Saved data entries:
——

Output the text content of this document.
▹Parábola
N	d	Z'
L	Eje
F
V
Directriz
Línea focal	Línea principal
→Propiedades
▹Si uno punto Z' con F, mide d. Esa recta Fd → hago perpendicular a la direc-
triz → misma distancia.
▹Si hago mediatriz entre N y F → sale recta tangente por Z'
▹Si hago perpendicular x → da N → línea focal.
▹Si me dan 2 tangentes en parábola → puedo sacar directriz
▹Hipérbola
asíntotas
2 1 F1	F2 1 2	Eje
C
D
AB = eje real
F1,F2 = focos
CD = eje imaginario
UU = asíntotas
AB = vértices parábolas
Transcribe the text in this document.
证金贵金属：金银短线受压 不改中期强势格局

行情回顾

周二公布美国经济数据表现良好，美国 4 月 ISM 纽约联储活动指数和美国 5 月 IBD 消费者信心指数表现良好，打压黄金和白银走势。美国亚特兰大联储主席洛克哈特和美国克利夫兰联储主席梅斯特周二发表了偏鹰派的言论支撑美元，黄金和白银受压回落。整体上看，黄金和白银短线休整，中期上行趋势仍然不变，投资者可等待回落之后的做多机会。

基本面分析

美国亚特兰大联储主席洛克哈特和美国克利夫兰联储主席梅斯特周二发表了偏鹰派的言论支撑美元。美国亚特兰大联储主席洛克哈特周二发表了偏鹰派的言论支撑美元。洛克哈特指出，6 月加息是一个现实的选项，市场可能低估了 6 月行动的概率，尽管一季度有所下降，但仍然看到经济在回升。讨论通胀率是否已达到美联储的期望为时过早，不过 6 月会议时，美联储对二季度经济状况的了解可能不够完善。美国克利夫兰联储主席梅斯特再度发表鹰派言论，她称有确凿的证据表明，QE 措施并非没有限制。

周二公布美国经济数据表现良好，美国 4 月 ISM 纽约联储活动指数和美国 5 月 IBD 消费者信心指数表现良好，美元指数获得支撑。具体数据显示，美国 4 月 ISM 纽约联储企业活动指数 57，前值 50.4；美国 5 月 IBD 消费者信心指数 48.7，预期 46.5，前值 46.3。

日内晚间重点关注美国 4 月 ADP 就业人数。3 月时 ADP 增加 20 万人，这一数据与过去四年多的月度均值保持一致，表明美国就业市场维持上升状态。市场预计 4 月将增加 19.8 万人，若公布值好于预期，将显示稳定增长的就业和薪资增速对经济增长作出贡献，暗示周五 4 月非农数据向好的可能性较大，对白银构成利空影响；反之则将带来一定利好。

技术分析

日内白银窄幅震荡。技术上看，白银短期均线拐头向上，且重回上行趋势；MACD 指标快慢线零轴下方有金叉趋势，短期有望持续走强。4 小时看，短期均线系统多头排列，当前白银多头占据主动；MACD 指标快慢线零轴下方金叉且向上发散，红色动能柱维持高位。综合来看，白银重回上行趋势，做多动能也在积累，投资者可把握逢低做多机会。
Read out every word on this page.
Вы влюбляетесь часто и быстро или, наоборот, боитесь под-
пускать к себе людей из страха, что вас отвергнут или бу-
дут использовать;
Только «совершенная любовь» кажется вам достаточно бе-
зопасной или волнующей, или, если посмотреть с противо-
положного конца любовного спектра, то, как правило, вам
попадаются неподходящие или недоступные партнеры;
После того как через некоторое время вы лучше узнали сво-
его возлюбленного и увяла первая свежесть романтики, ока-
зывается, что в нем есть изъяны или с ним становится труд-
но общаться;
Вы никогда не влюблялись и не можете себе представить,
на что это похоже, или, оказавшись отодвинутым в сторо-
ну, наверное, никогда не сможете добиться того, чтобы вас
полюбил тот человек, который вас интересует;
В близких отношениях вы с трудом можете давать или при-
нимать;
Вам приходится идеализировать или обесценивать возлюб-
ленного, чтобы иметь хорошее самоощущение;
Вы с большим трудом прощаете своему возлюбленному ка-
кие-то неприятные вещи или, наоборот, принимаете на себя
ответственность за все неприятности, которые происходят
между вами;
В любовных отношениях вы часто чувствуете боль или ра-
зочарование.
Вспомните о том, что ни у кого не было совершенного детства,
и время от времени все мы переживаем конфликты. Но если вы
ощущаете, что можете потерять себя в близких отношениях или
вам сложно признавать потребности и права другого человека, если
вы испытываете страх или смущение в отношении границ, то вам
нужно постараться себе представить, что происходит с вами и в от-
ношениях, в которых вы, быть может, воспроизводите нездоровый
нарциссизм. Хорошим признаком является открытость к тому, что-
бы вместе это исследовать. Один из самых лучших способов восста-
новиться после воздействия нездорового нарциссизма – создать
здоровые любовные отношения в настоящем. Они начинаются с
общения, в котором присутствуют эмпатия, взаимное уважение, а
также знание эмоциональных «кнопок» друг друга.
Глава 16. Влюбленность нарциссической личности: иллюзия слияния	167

——

» **THE TASK**
Return each entry from the material above exactly as it appears.

» **RESULT BELOW**
Output the text content of this document.
▹Parábola
N	d	Z'
L	Eje
F
V
Directriz
Línea focal	Línea principal
→Propiedades
▹Si uno punto Z' con F, mide d. Esa recta Fd → hago perpendicular a la direc-
triz → misma distancia.
▹Si hago mediatriz entre N y F → sale recta tangente por Z'
▹Si hago perpendicular x → da N → línea focal.
▹Si me dan 2 tangentes en parábola → puedo sacar directriz
▹Hipérbola
asíntotas
2 1 F1	F2 1 2	Eje
C
D
AB = eje real
F1,F2 = focos
CD = eje imaginario
UU = asíntotas
AB = vértices parábolas
Transcribe the text in this document.
证金贵金属：金银短线受压 不改中期强势格局

行情回顾

周二公布美国经济数据表现良好，美国 4 月 ISM 纽约联储活动指数和美国 5 月 IBD 消费者信心指数表现良好，打压黄金和白银走势。美国亚特兰大联储主席洛克哈特和美国克利夫兰联储主席梅斯特周二发表了偏鹰派的言论支撑美元，黄金和白银受压回落。整体上看，黄金和白银短线休整，中期上行趋势仍然不变，投资者可等待回落之后的做多机会。

基本面分析

美国亚特兰大联储主席洛克哈特和美国克利夫兰联储主席梅斯特周二发表了偏鹰派的言论支撑美元。美国亚特兰大联储主席洛克哈特周二发表了偏鹰派的言论支撑美元。洛克哈特指出，6 月加息是一个现实的选项，市场可能低估了 6 月行动的概率，尽管一季度有所下降，但仍然看到经济在回升。讨论通胀率是否已达到美联储的期望为时过早，不过 6 月会议时，美联储对二季度经济状况的了解可能不够完善。美国克利夫兰联储主席梅斯特再度发表鹰派言论，她称有确凿的证据表明，QE 措施并非没有限制。

周二公布美国经济数据表现良好，美国 4 月 ISM 纽约联储活动指数和美国 5 月 IBD 消费者信心指数表现良好，美元指数获得支撑。具体数据显示，美国 4 月 ISM 纽约联储企业活动指数 57，前值 50.4；美国 5 月 IBD 消费者信心指数 48.7，预期 46.5，前值 46.3。

日内晚间重点关注美国 4 月 ADP 就业人数。3 月时 ADP 增加 20 万人，这一数据与过去四年多的月度均值保持一致，表明美国就业市场维持上升状态。市场预计 4 月将增加 19.8 万人，若公布值好于预期，将显示稳定增长的就业和薪资增速对经济增长作出贡献，暗示周五 4 月非农数据向好的可能性较大，对白银构成利空影响；反之则将带来一定利好。

技术分析

日内白银窄幅震荡。技术上看，白银短期均线拐头向上，且重回上行趋势；MACD 指标快慢线零轴下方有金叉趋势，短期有望持续走强。4 小时看，短期均线系统多头排列，当前白银多头占据主动；MACD 指标快慢线零轴下方金叉且向上发散，红色动能柱维持高位。综合来看，白银重回上行趋势，做多动能也在积累，投资者可把握逢低做多机会。
Read out every word on this page.
Вы влюбляетесь часто и быстро или, наоборот, боитесь под-
пускать к себе людей из страха, что вас отвергнут или бу-
дут использовать;
Только «совершенная любовь» кажется вам достаточно бе-
зопасной или волнующей, или, если посмотреть с противо-
положного конца любовного спектра, то, как правило, вам
попадаются неподходящие или недоступные партнеры;
После того как через некоторое время вы лучше узнали сво-
его возлюбленного и увяла первая свежесть романтики, ока-
зывается, что в нем есть изъяны или с ним становится труд-
но общаться;
Вы никогда не влюблялись и не можете себе представить,
на что это похоже, или, оказавшись отодвинутым в сторо-
ну, наверное, никогда не сможете добиться того, чтобы вас
полюбил тот человек, который вас интересует;
В близких отношениях вы с трудом можете давать или при-
нимать;
Вам приходится идеализировать или обесценивать возлюб-
ленного, чтобы иметь хорошее самоощущение;
Вы с большим трудом прощаете своему возлюбленному ка-
кие-то неприятные вещи или, наоборот, принимаете на себя
ответственность за все неприятности, которые происходят
между вами;
В любовных отношениях вы часто чувствуете боль или ра-
зочарование.
Вспомните о том, что ни у кого не было совершенного детства,
и время от времени все мы переживаем конфликты. Но если вы
ощущаете, что можете потерять себя в близких отношениях или
вам сложно признавать потребности и права другого человека, если
вы испытываете страх или смущение в отношении границ, то вам
нужно постараться себе представить, что происходит с вами и в от-
ношениях, в которых вы, быть может, воспроизводите нездоровый
нарциссизм. Хорошим признаком является открытость к тому, что-
бы вместе это исследовать. Один из самых лучших способов восста-
новиться после воздействия нездорового нарциссизма – создать
здоровые любовные отношения в настоящем. Они начинаются с
общения, в котором присутствуют эмпатия, взаимное уважение, а
также знание эмоциональных «кнопок» друг друга.
Глава 16. Влюбленность нарциссической личности: иллюзия слияния	167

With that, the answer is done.